╭─ Source material
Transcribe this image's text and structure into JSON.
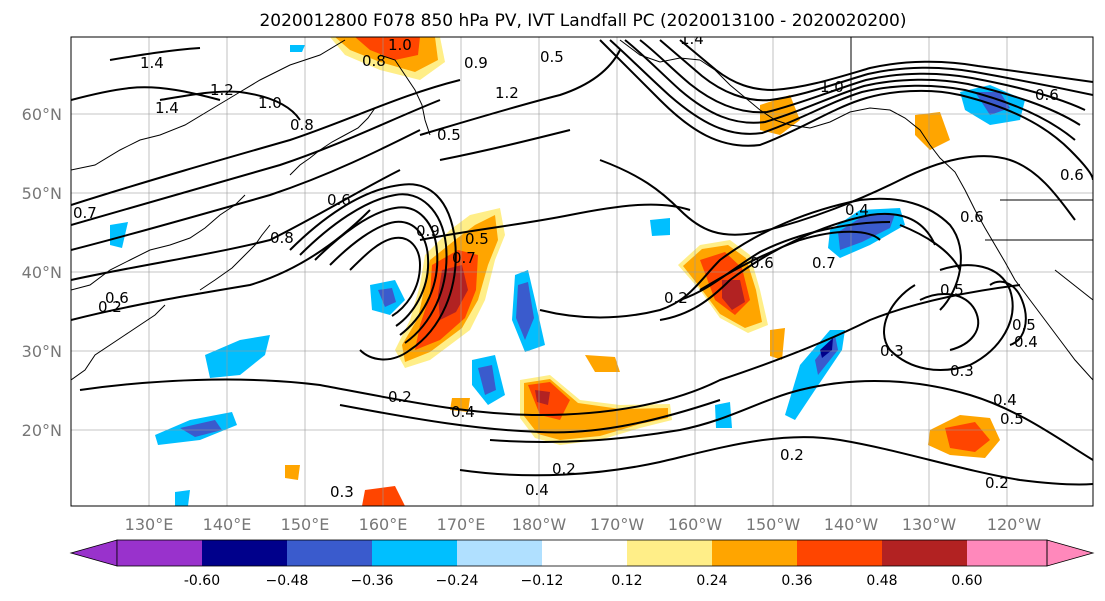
{
  "title": "2020012800 F078 850 hPa PV, IVT Landfall PC (2020013100 - 2020020200)",
  "lon_labels": [
    "130°E",
    "140°E",
    "150°E",
    "160°E",
    "170°E",
    "180°W",
    "170°W",
    "160°W",
    "150°W",
    "140°W",
    "130°W",
    "120°W"
  ],
  "lat_labels": [
    "60°N",
    "50°N",
    "40°N",
    "30°N",
    "20°N"
  ],
  "colorbar": {
    "colors": [
      "#9932cc",
      "#00008b",
      "#3a5bcd",
      "#00bfff",
      "#b0e0ff",
      "#ffffff",
      "#ffee88",
      "#ffa500",
      "#ff4500",
      "#b22222",
      "#ff88bb"
    ],
    "tick_labels": [
      "-0.60",
      "−0.48",
      "−0.36",
      "−0.24",
      "−0.12",
      "0.12",
      "0.24",
      "0.36",
      "0.48",
      "0.60"
    ]
  },
  "contour_labels": [
    "1.0",
    "0.8",
    "1.4",
    "1.2",
    "1.4",
    "1.0",
    "0.8",
    "0.7",
    "0.5",
    "0.6",
    "0.9",
    "0.8",
    "0.7",
    "0.6",
    "0.5",
    "0.4",
    "0.3",
    "0.2",
    "0.2",
    "0.4",
    "0.2",
    "0.3",
    "0.2",
    "0.2",
    "0.6",
    "0.4",
    "0.7",
    "0.5",
    "0.3",
    "0.4",
    "0.5",
    "0.6",
    "0.2",
    "0.6",
    "0.6",
    "1.0",
    "1.2",
    "0.9",
    "0.5",
    "0.4",
    "0.5",
    "1.4"
  ],
  "map_colors": {
    "negative_light": "#00bfff",
    "negative_mid": "#3a5bcd",
    "negative_dark": "#00008b",
    "positive_light": "#ffa500",
    "positive_mid": "#ff4500",
    "positive_dark": "#b22222",
    "positive_pale": "#ffee88"
  }
}
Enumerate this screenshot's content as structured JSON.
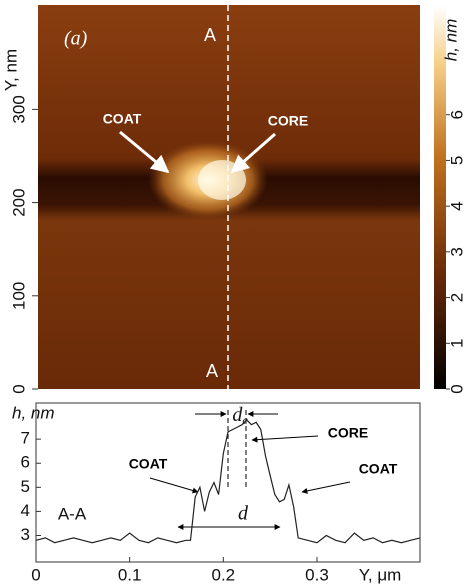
{
  "chart_data": [
    {
      "type": "image",
      "ylabel": "Y, nm",
      "ylim": [
        0,
        412
      ],
      "yticks": [
        0,
        100,
        200,
        300
      ],
      "panel": "(a)",
      "section_top": "A",
      "section_bottom": "A",
      "coat": "COAT",
      "core": "CORE",
      "colorbar": {
        "label": "h, nm",
        "lim": [
          0,
          8.4
        ],
        "ticks": [
          0,
          1,
          2,
          3,
          4,
          5,
          6
        ]
      }
    },
    {
      "type": "line",
      "ylabel": "h, nm",
      "xlabel": "Y, μm",
      "section": "A-A",
      "dc": {
        "text": "d",
        "subscript": "c"
      },
      "d": "d",
      "core": "CORE",
      "coat_left": "COAT",
      "coat_right": "COAT",
      "xlim": [
        0,
        0.41
      ],
      "ylim": [
        1.9,
        8.5
      ],
      "xticks": [
        0,
        0.1,
        0.2,
        0.3
      ],
      "yticks": [
        3,
        4,
        5,
        6,
        7
      ],
      "color": "#222",
      "x": [
        0,
        0.01,
        0.02,
        0.03,
        0.04,
        0.05,
        0.06,
        0.07,
        0.08,
        0.09,
        0.1,
        0.11,
        0.12,
        0.13,
        0.14,
        0.15,
        0.16,
        0.165,
        0.17,
        0.175,
        0.18,
        0.185,
        0.19,
        0.195,
        0.2,
        0.205,
        0.21,
        0.215,
        0.22,
        0.225,
        0.23,
        0.235,
        0.24,
        0.245,
        0.25,
        0.255,
        0.26,
        0.265,
        0.27,
        0.275,
        0.28,
        0.29,
        0.3,
        0.31,
        0.32,
        0.33,
        0.34,
        0.35,
        0.36,
        0.37,
        0.38,
        0.39,
        0.4,
        0.41
      ],
      "values": [
        2.8,
        2.9,
        2.7,
        2.8,
        2.9,
        2.8,
        2.7,
        2.8,
        2.9,
        2.8,
        3.1,
        2.8,
        2.7,
        2.9,
        2.8,
        2.7,
        2.8,
        2.8,
        4.6,
        5.0,
        4.0,
        4.8,
        5.2,
        4.7,
        6.4,
        7.3,
        7.4,
        7.5,
        7.6,
        7.8,
        7.6,
        7.7,
        7.4,
        6.3,
        5.5,
        4.7,
        4.4,
        4.5,
        5.1,
        4.2,
        2.9,
        2.8,
        2.7,
        3.0,
        2.8,
        2.7,
        3.1,
        2.8,
        2.9,
        2.7,
        2.8,
        2.7,
        2.8,
        2.9
      ]
    }
  ]
}
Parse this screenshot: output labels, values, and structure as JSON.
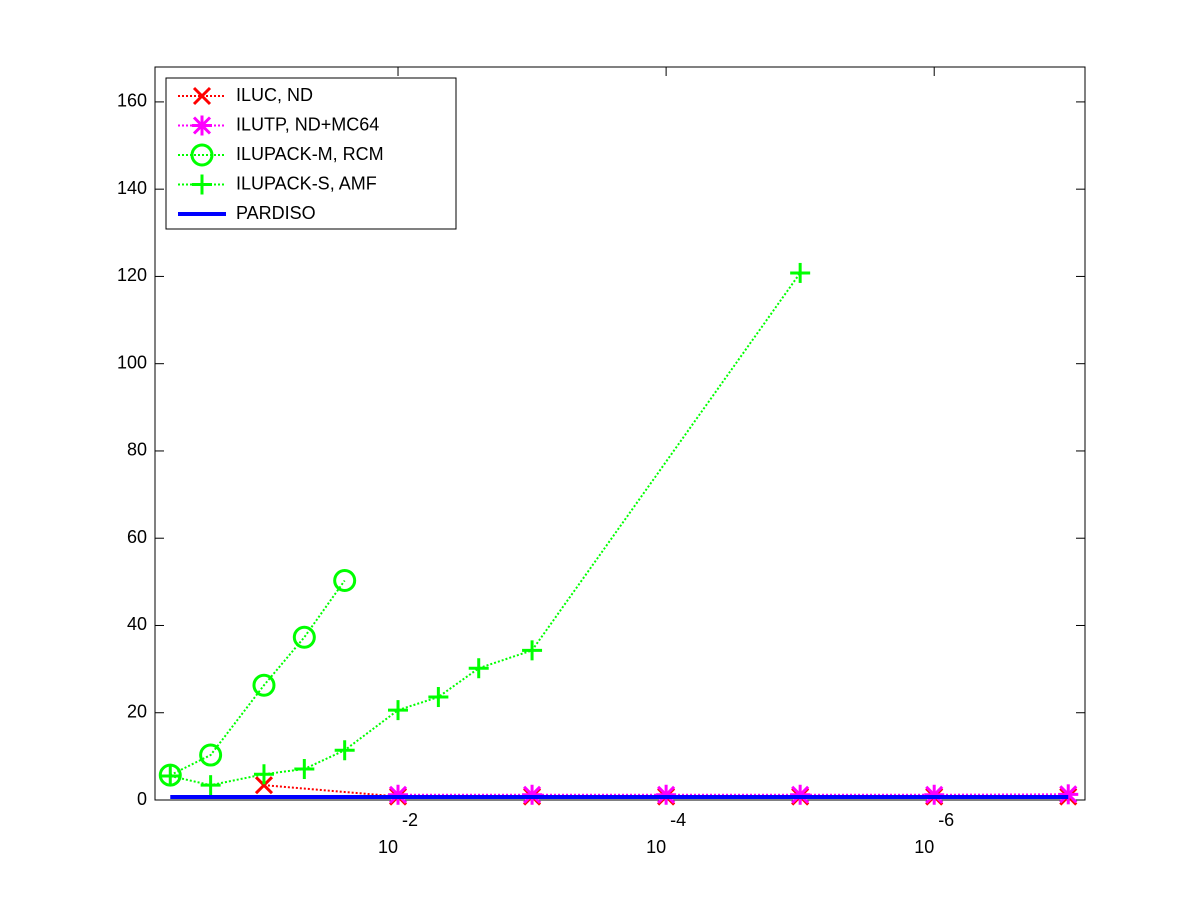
{
  "chart_data": {
    "type": "line",
    "xscale": "log",
    "xlim": [
      0.65,
      7.5e-08
    ],
    "xticks": [
      {
        "value": 0.01,
        "label": "10",
        "exponent": "-2"
      },
      {
        "value": 0.0001,
        "label": "10",
        "exponent": "-4"
      },
      {
        "value": 1e-06,
        "label": "10",
        "exponent": "-6"
      }
    ],
    "ylim": [
      0,
      168
    ],
    "yticks": [
      0,
      20,
      40,
      60,
      80,
      100,
      120,
      140,
      160
    ],
    "legend": "upper-left",
    "series": [
      {
        "name": "ILUC,  ND",
        "color": "#ff0000",
        "marker": "x",
        "linestyle": "dotted",
        "x": [
          0.1,
          0.01,
          0.001,
          0.0001,
          1e-05,
          1e-06,
          1e-07
        ],
        "values": [
          3.4,
          0.8,
          0.8,
          0.8,
          0.8,
          0.8,
          0.8
        ]
      },
      {
        "name": "ILUTP,  ND+MC64",
        "color": "#ff00ff",
        "marker": "asterisk",
        "linestyle": "dotted",
        "x": [
          0.01,
          0.001,
          0.0001,
          1e-05,
          1e-06,
          1e-07
        ],
        "values": [
          1.2,
          1.2,
          1.2,
          1.2,
          1.2,
          1.3
        ]
      },
      {
        "name": "ILUPACK-M, RCM",
        "color": "#00ff00",
        "marker": "circle",
        "linestyle": "dotted",
        "x": [
          0.5,
          0.25,
          0.1,
          0.05,
          0.025
        ],
        "values": [
          5.7,
          10.3,
          26.3,
          37.3,
          50.3
        ]
      },
      {
        "name": "ILUPACK-S, AMF",
        "color": "#00ff00",
        "marker": "plus",
        "linestyle": "dotted",
        "x": [
          0.5,
          0.25,
          0.1,
          0.05,
          0.025,
          0.01,
          0.005,
          0.0025,
          0.001,
          1e-05
        ],
        "values": [
          5.5,
          3.4,
          5.9,
          7.1,
          11.4,
          20.6,
          23.6,
          30.2,
          34.3,
          120.8
        ]
      },
      {
        "name": "PARDISO",
        "color": "#0000ff",
        "marker": "none",
        "linestyle": "solid",
        "x": [
          0.5,
          1e-07
        ],
        "values": [
          0.7,
          0.7
        ]
      }
    ]
  }
}
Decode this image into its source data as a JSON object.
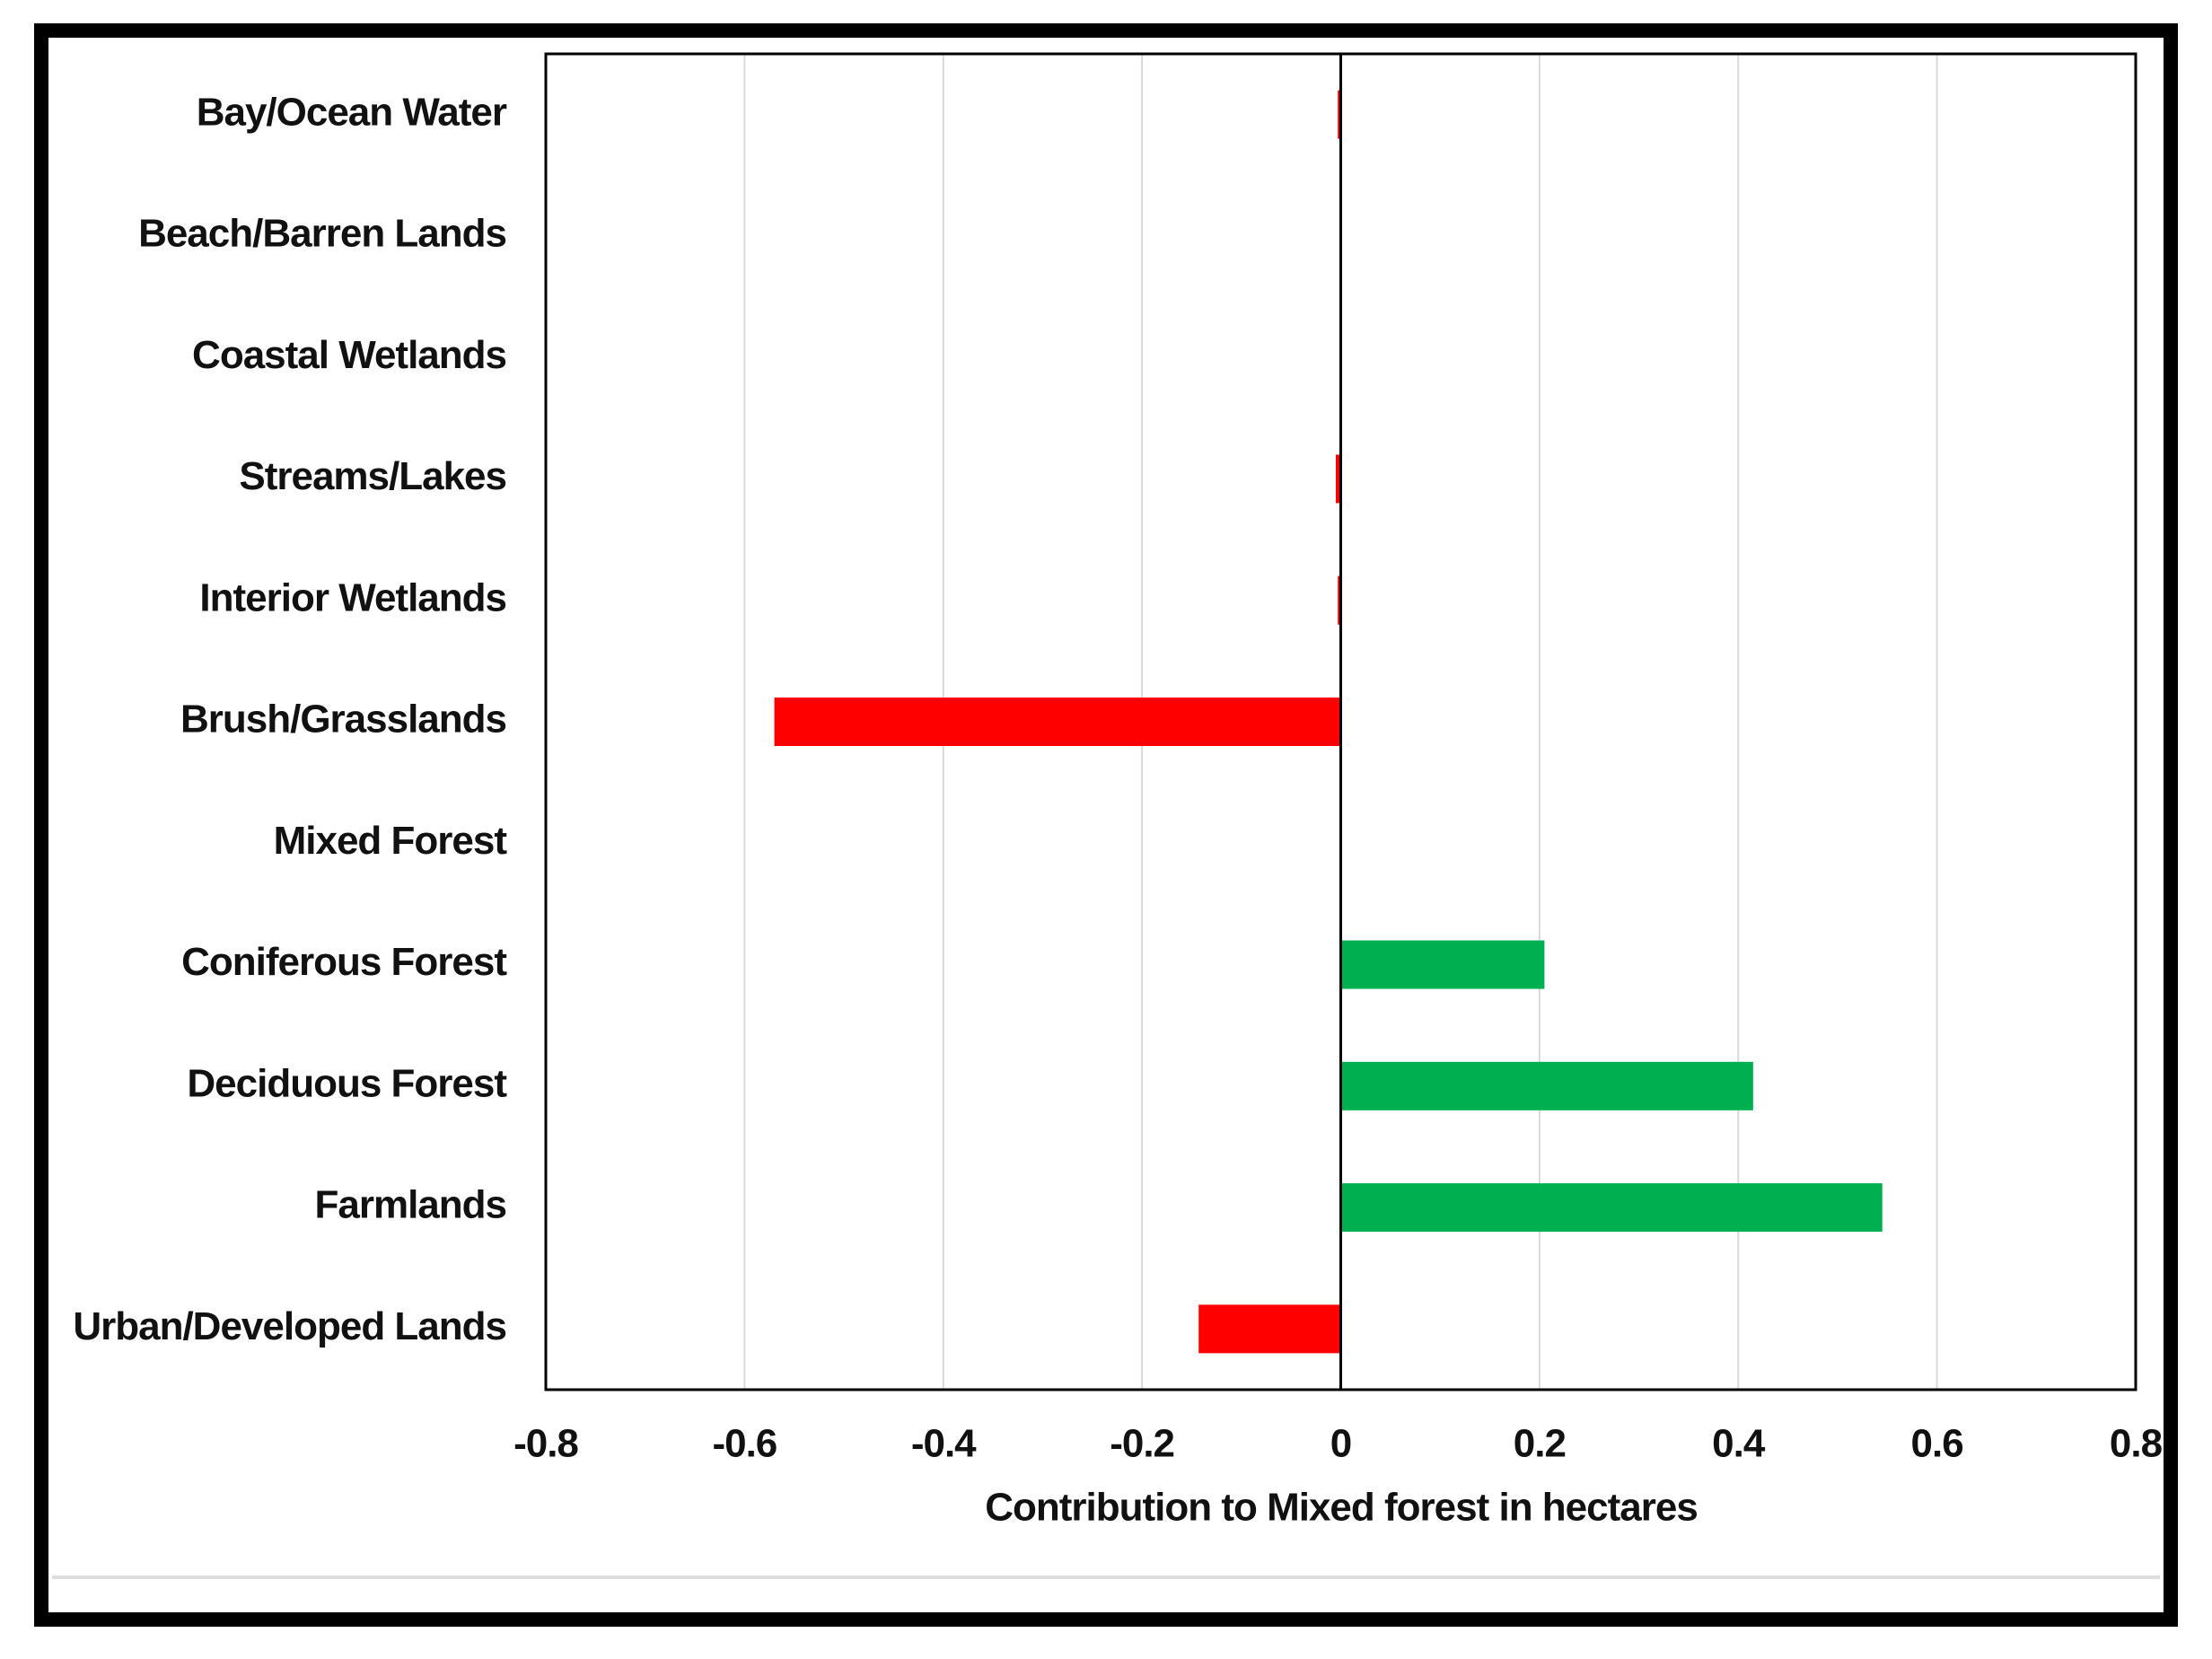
╰─
__Exercise directions__
Select and copy each line from the data that includes the word "marker".

__The output__
        "marker": "x",
        "marker": "asterisk",
        "marker": "circle",
        "marker": "plus",
        "marker": "none",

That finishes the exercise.